START

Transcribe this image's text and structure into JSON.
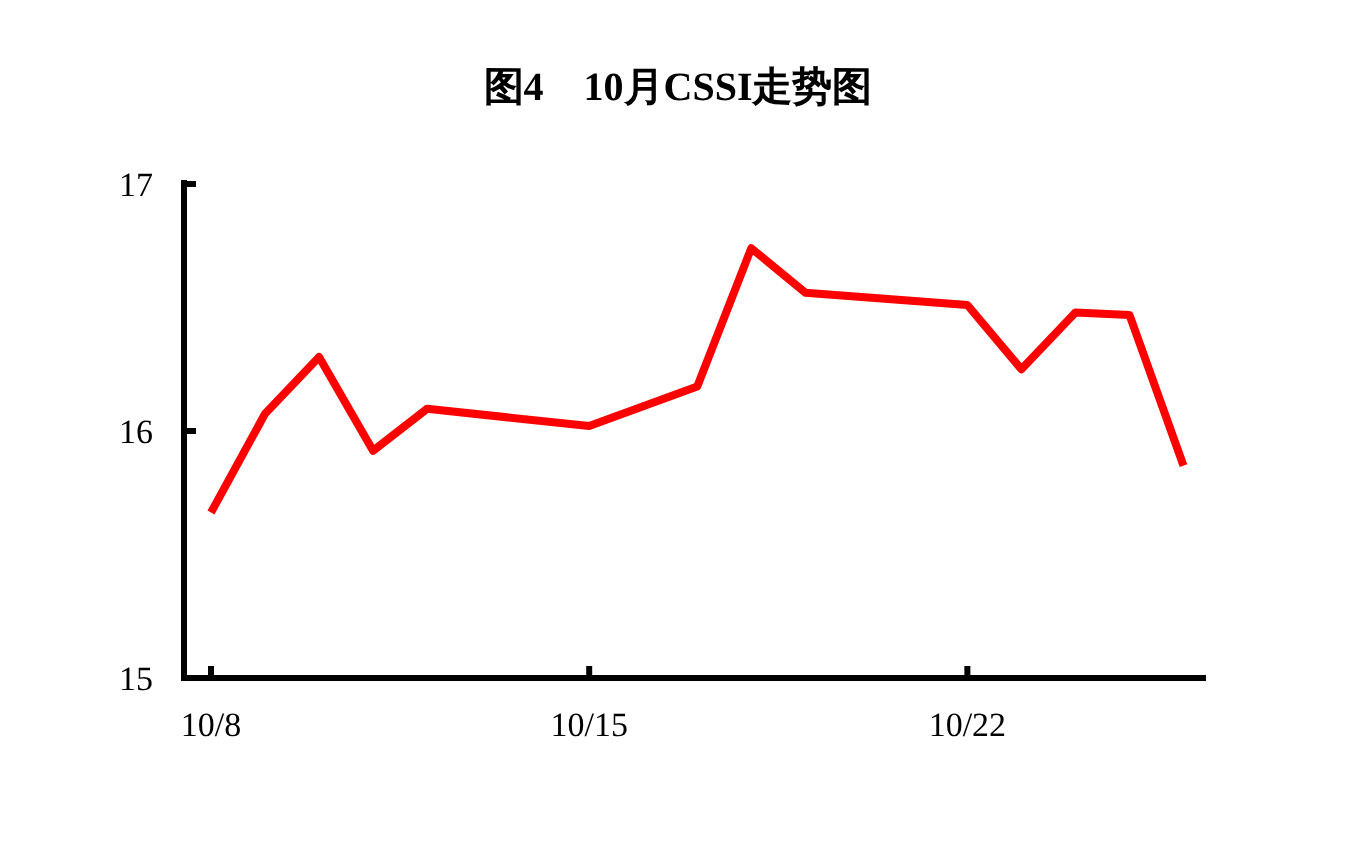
{
  "chart_data": {
    "type": "line",
    "title": "图4　10月CSSI走势图",
    "x": [
      "--10-08",
      "--10-09",
      "--10-10",
      "--10-11",
      "--10-12",
      "--10-15",
      "--10-16",
      "--10-17",
      "--10-18",
      "--10-19",
      "--10-22",
      "--10-23",
      "--10-24",
      "--10-25",
      "--10-26"
    ],
    "series": [
      {
        "color": "#ff0000",
        "values": [
          15.67,
          16.07,
          16.3,
          15.92,
          16.09,
          16.02,
          16.1,
          16.18,
          16.74,
          16.56,
          16.51,
          16.25,
          16.48,
          16.47,
          15.86
        ]
      }
    ],
    "xlim": [
      "--10-07T12:00",
      "--10-26T10:00"
    ],
    "xticks": [
      {
        "value": "--10-08",
        "label": "10/8"
      },
      {
        "value": "--10-15",
        "label": "10/15"
      },
      {
        "value": "--10-22",
        "label": "10/22"
      }
    ],
    "ylim": [
      15,
      17
    ],
    "yticks": [
      15,
      16,
      17
    ],
    "grid": false,
    "marker": "none",
    "line_style": "solid"
  }
}
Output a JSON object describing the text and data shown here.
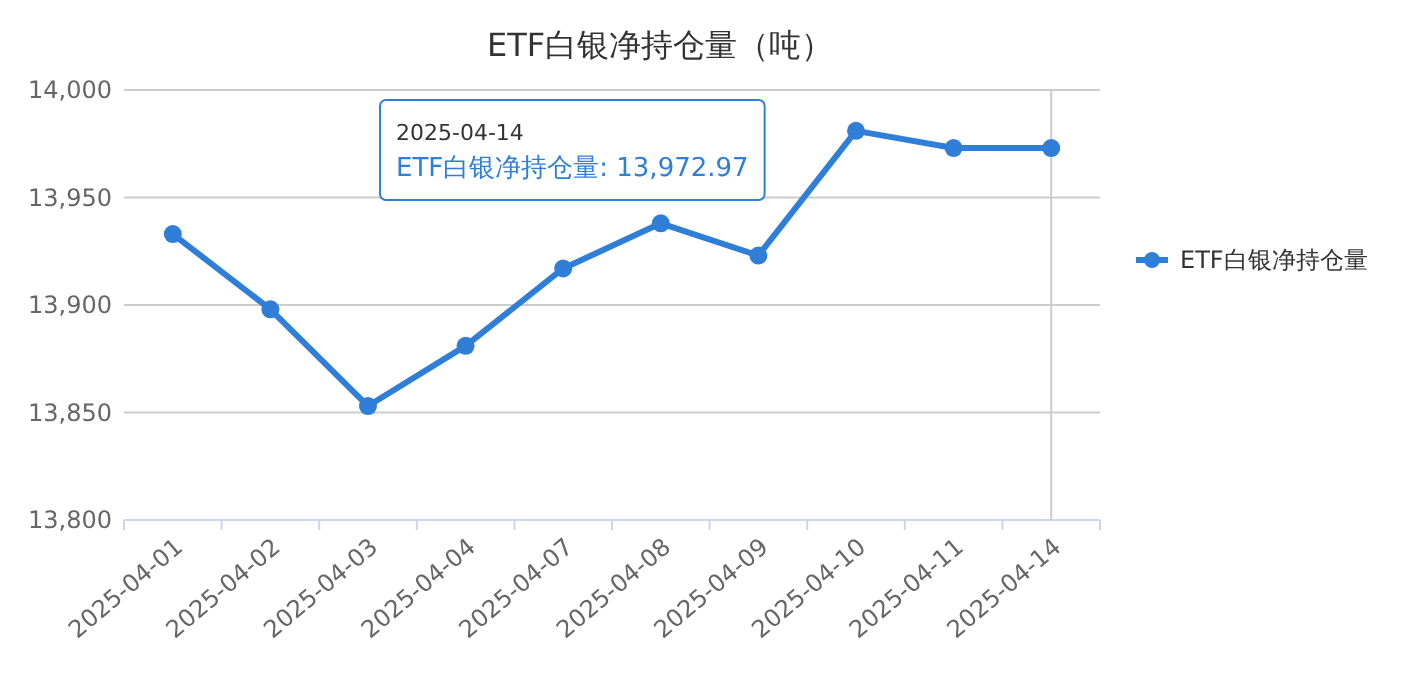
{
  "chart_data": {
    "type": "line",
    "title": "ETF白银净持仓量（吨）",
    "categories": [
      "2025-04-01",
      "2025-04-02",
      "2025-04-03",
      "2025-04-04",
      "2025-04-07",
      "2025-04-08",
      "2025-04-09",
      "2025-04-10",
      "2025-04-11",
      "2025-04-14"
    ],
    "series": [
      {
        "name": "ETF白银净持仓量",
        "color": "#2f7ed8",
        "values": [
          13933,
          13898,
          13853,
          13881,
          13917,
          13938,
          13923,
          13981,
          13973,
          13972.97
        ]
      }
    ],
    "ylim": [
      13800,
      14000
    ],
    "yticks": [
      {
        "value": 13800,
        "label": "13,800"
      },
      {
        "value": 13850,
        "label": "13,850"
      },
      {
        "value": 13900,
        "label": "13,900"
      },
      {
        "value": 13950,
        "label": "13,950"
      },
      {
        "value": 14000,
        "label": "14,000"
      }
    ],
    "grid": "y",
    "legend": "right",
    "marker": "circle",
    "line_style": "solid",
    "ref_lines": [
      {
        "axis": "x",
        "value": "2025-04-14",
        "color": "#cccccc"
      }
    ],
    "annotations": [
      "2025-04-14\nETF白银净持仓量: 13,972.97"
    ]
  }
}
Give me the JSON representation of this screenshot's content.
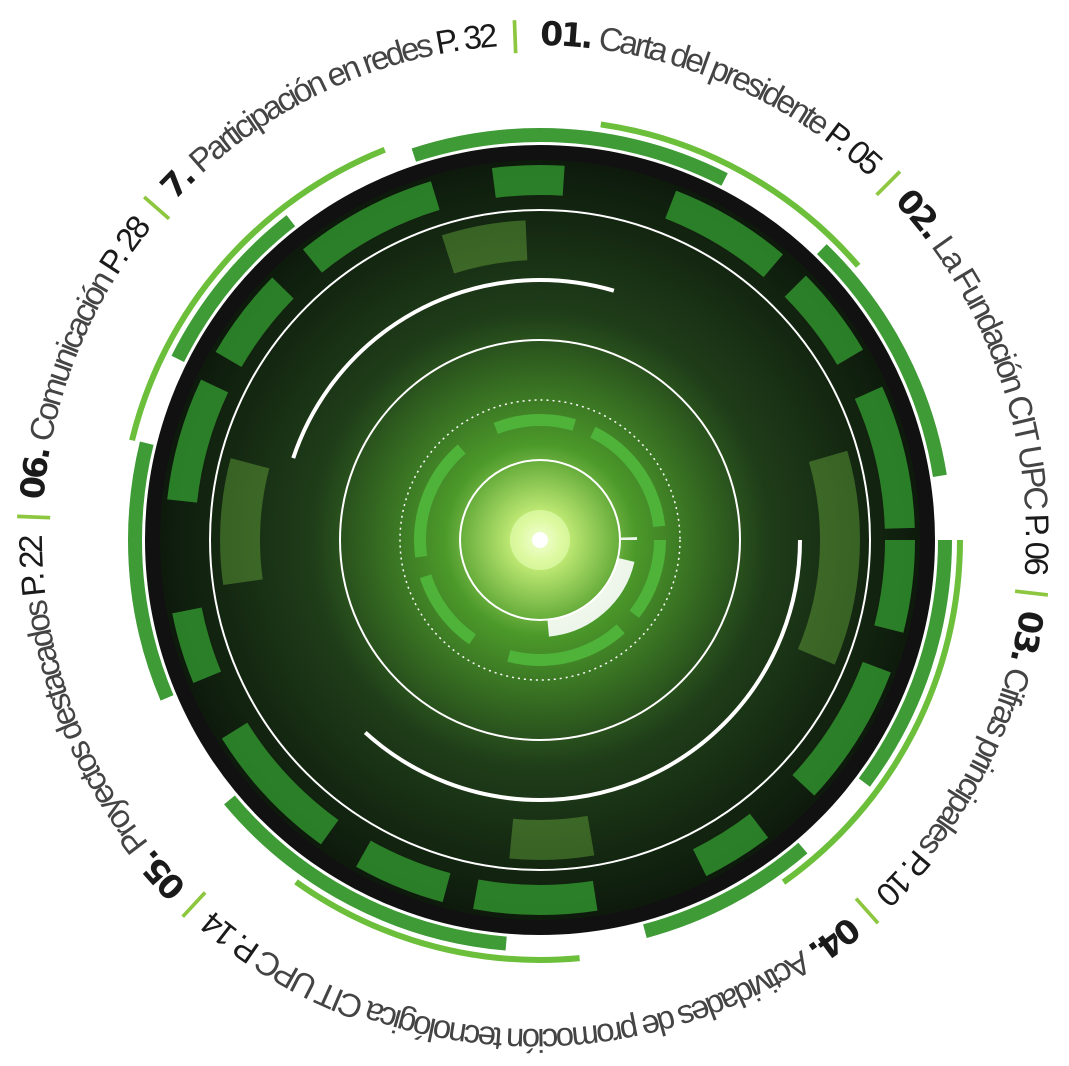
{
  "items": [
    {
      "number": "01.",
      "title": "Carta del presidente",
      "page": "P. 05"
    },
    {
      "number": "02.",
      "title": "La Fundación CIT UPC",
      "page": "P. 06"
    },
    {
      "number": "03.",
      "title": "Cifras principales",
      "page": "P. 10"
    },
    {
      "number": "04.",
      "title": "Actividades de promoción tecnológica CIT UPC",
      "page": "P. 14"
    },
    {
      "number": "05.",
      "title": "Proyectos destacados",
      "page": "P. 22"
    },
    {
      "number": "06.",
      "title": "Comunicación",
      "page": "P. 28"
    },
    {
      "number": "7.",
      "title": "Participación en redes",
      "page": "P. 32"
    }
  ],
  "separator": "|"
}
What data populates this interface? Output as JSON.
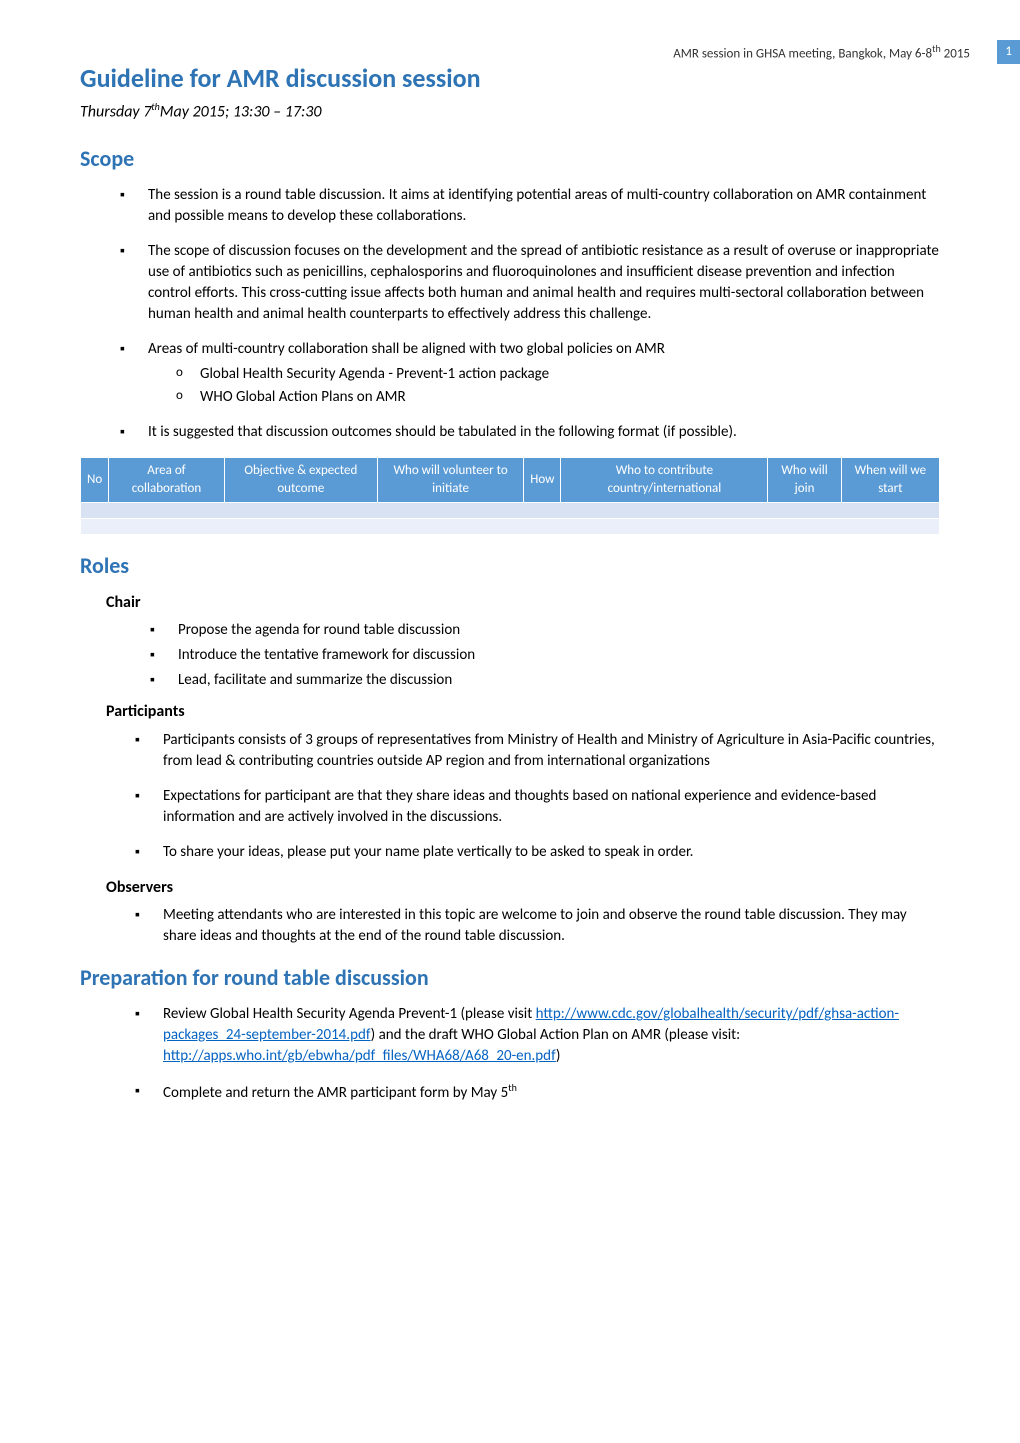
{
  "header": {
    "text": "AMR session in GHSA meeting, Bangkok, May 6-8",
    "suffix": "th",
    "year": " 2015",
    "page": "1"
  },
  "title": "Guideline for AMR discussion session",
  "subtitle_prefix": "Thursday 7",
  "subtitle_sup": "th",
  "subtitle_suffix": "May 2015; 13:30 – 17:30",
  "scope": {
    "heading": "Scope",
    "items": [
      "The session is a round table discussion.  It aims at identifying potential areas of multi-country collaboration on AMR containment and possible means to develop these collaborations.",
      "The scope of discussion focuses on the development and the spread of antibiotic resistance as a result of overuse or inappropriate use of antibiotics such as penicillins, cephalosporins and fluoroquinolones and insufficient disease prevention and infection control efforts.  This cross-cutting issue affects both human and animal health and requires multi-sectoral collaboration between human health and animal health counterparts to effectively address this challenge.",
      "Areas of multi-country collaboration shall be aligned with two global policies on AMR",
      "It is suggested that discussion outcomes should be tabulated in the following format (if possible)."
    ],
    "subitems": [
      "Global Health Security Agenda - Prevent-1 action package",
      "WHO Global Action Plans on AMR"
    ]
  },
  "table": {
    "headers": [
      "No",
      "Area of collaboration",
      "Objective & expected outcome",
      "Who will volunteer to initiate",
      "How",
      "Who to contribute country/international",
      "Who will join",
      "When will we start"
    ],
    "header_bg": "#5b9bd5",
    "header_color": "#ffffff",
    "row1_bg": "#d9e2f3",
    "row2_bg": "#eaeff9"
  },
  "roles": {
    "heading": "Roles",
    "chair": {
      "label": "Chair",
      "items": [
        "Propose the agenda for round table discussion",
        "Introduce the tentative framework for discussion",
        "Lead, facilitate and summarize the discussion"
      ]
    },
    "participants": {
      "label": "Participants",
      "items": [
        "Participants consists of 3 groups of representatives from Ministry of Health and Ministry of Agriculture in Asia-Pacific countries, from lead & contributing countries outside AP region and from international organizations",
        "Expectations for participant are that they share ideas and thoughts based on national experience and evidence-based information and are actively involved in the discussions.",
        "To share your ideas, please put your name plate vertically to be asked to speak in order."
      ]
    },
    "observers": {
      "label": "Observers",
      "items": [
        "Meeting attendants who are interested in this topic are welcome to join and observe the round table discussion. They may share ideas and thoughts at the end of the round table discussion."
      ]
    }
  },
  "prep": {
    "heading": "Preparation for round table discussion",
    "item1_prefix": "Review Global Health Security Agenda Prevent-1 (please visit ",
    "link1": "http://www.cdc.gov/globalhealth/security/pdf/ghsa-action-packages_24-september-2014.pdf",
    "item1_mid": ") and the draft WHO Global Action Plan on AMR  (please visit: ",
    "link2": "http://apps.who.int/gb/ebwha/pdf_files/WHA68/A68_20-en.pdf",
    "item1_suffix": ")",
    "item2_prefix": "Complete and return the AMR participant form by May 5",
    "item2_sup": "th"
  },
  "colors": {
    "heading_blue": "#2e74b5",
    "link_blue": "#0563c1",
    "table_header_bg": "#5b9bd5"
  }
}
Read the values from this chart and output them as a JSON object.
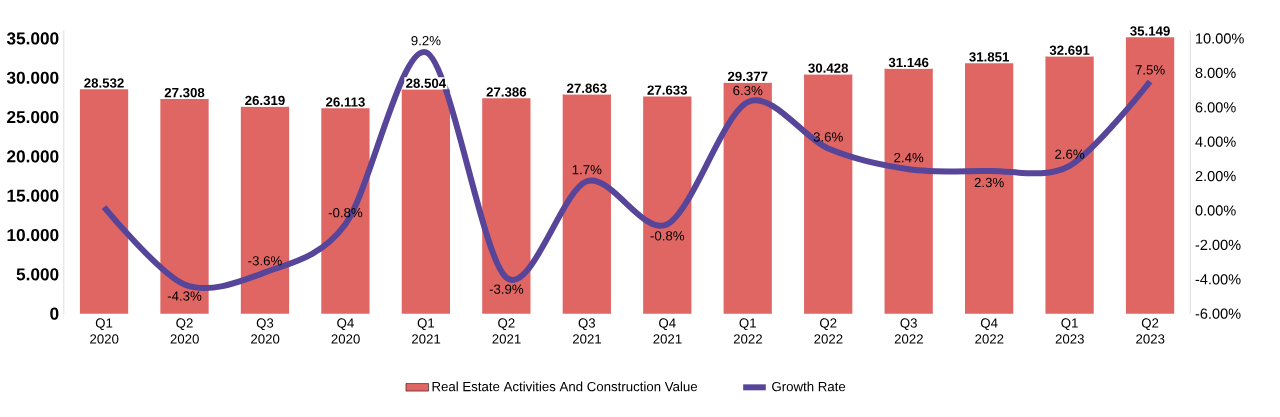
{
  "chart_data": {
    "type": "bar",
    "categories": [
      "Q1 2020",
      "Q2 2020",
      "Q3 2020",
      "Q4 2020",
      "Q1 2021",
      "Q2 2021",
      "Q3 2021",
      "Q4 2021",
      "Q1 2022",
      "Q2 2022",
      "Q3 2022",
      "Q4 2022",
      "Q1 2023",
      "Q2 2023"
    ],
    "series": [
      {
        "name": "Real Estate Activities And Construction Value",
        "color": "#e06663",
        "values": [
          28.532,
          27.308,
          26.319,
          26.113,
          28.504,
          27.386,
          27.863,
          27.633,
          29.377,
          30.428,
          31.146,
          31.851,
          32.691,
          35.149
        ],
        "value_labels": [
          "28.532",
          "27.308",
          "26.319",
          "26.113",
          "28.504",
          "27.386",
          "27.863",
          "27.633",
          "29.377",
          "30.428",
          "31.146",
          "31.851",
          "32.691",
          "35.149"
        ]
      },
      {
        "name": "Growth Rate",
        "type": "line",
        "axis": "y2",
        "color": "#574599",
        "values": [
          0.2,
          -4.3,
          -3.6,
          -0.8,
          9.2,
          -3.9,
          1.7,
          -0.8,
          6.3,
          3.6,
          2.4,
          2.3,
          2.6,
          7.5
        ],
        "value_labels": [
          null,
          "-4.3%",
          "-3.6%",
          "-0.8%",
          "9.2%",
          "-3.9%",
          "1.7%",
          "-0.8%",
          "6.3%",
          "3.6%",
          "2.4%",
          "2.3%",
          "2.6%",
          "7.5%"
        ]
      }
    ],
    "ylim": [
      0,
      36
    ],
    "yticks": [
      {
        "value": 0,
        "label": "0"
      },
      {
        "value": 5,
        "label": "5.000"
      },
      {
        "value": 10,
        "label": "10.000"
      },
      {
        "value": 15,
        "label": "15.000"
      },
      {
        "value": 20,
        "label": "20.000"
      },
      {
        "value": 25,
        "label": "25.000"
      },
      {
        "value": 30,
        "label": "30.000"
      },
      {
        "value": 35,
        "label": "35.000"
      }
    ],
    "y2lim": [
      -6,
      10.46
    ],
    "y2ticks": [
      {
        "value": -6,
        "label": "-6.00%"
      },
      {
        "value": -4,
        "label": "-4.00%"
      },
      {
        "value": -2,
        "label": "-2.00%"
      },
      {
        "value": 0,
        "label": "0.00%"
      },
      {
        "value": 2,
        "label": "2.00%"
      },
      {
        "value": 4,
        "label": "4.00%"
      },
      {
        "value": 6,
        "label": "6.00%"
      },
      {
        "value": 8,
        "label": "8.00%"
      },
      {
        "value": 10,
        "label": "10.00%"
      }
    ],
    "legend": "bottom"
  }
}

END

Given problem - Gather every line from the entries above where the word "that" appears, and copy them.

In response -
      "It is suggested that discussion outcomes should be tabulated in the following format (if possible)."
        "Expectations for participant are that they share ideas and thoughts based on national experience and evidence-based information and are actively involved in the discussions.",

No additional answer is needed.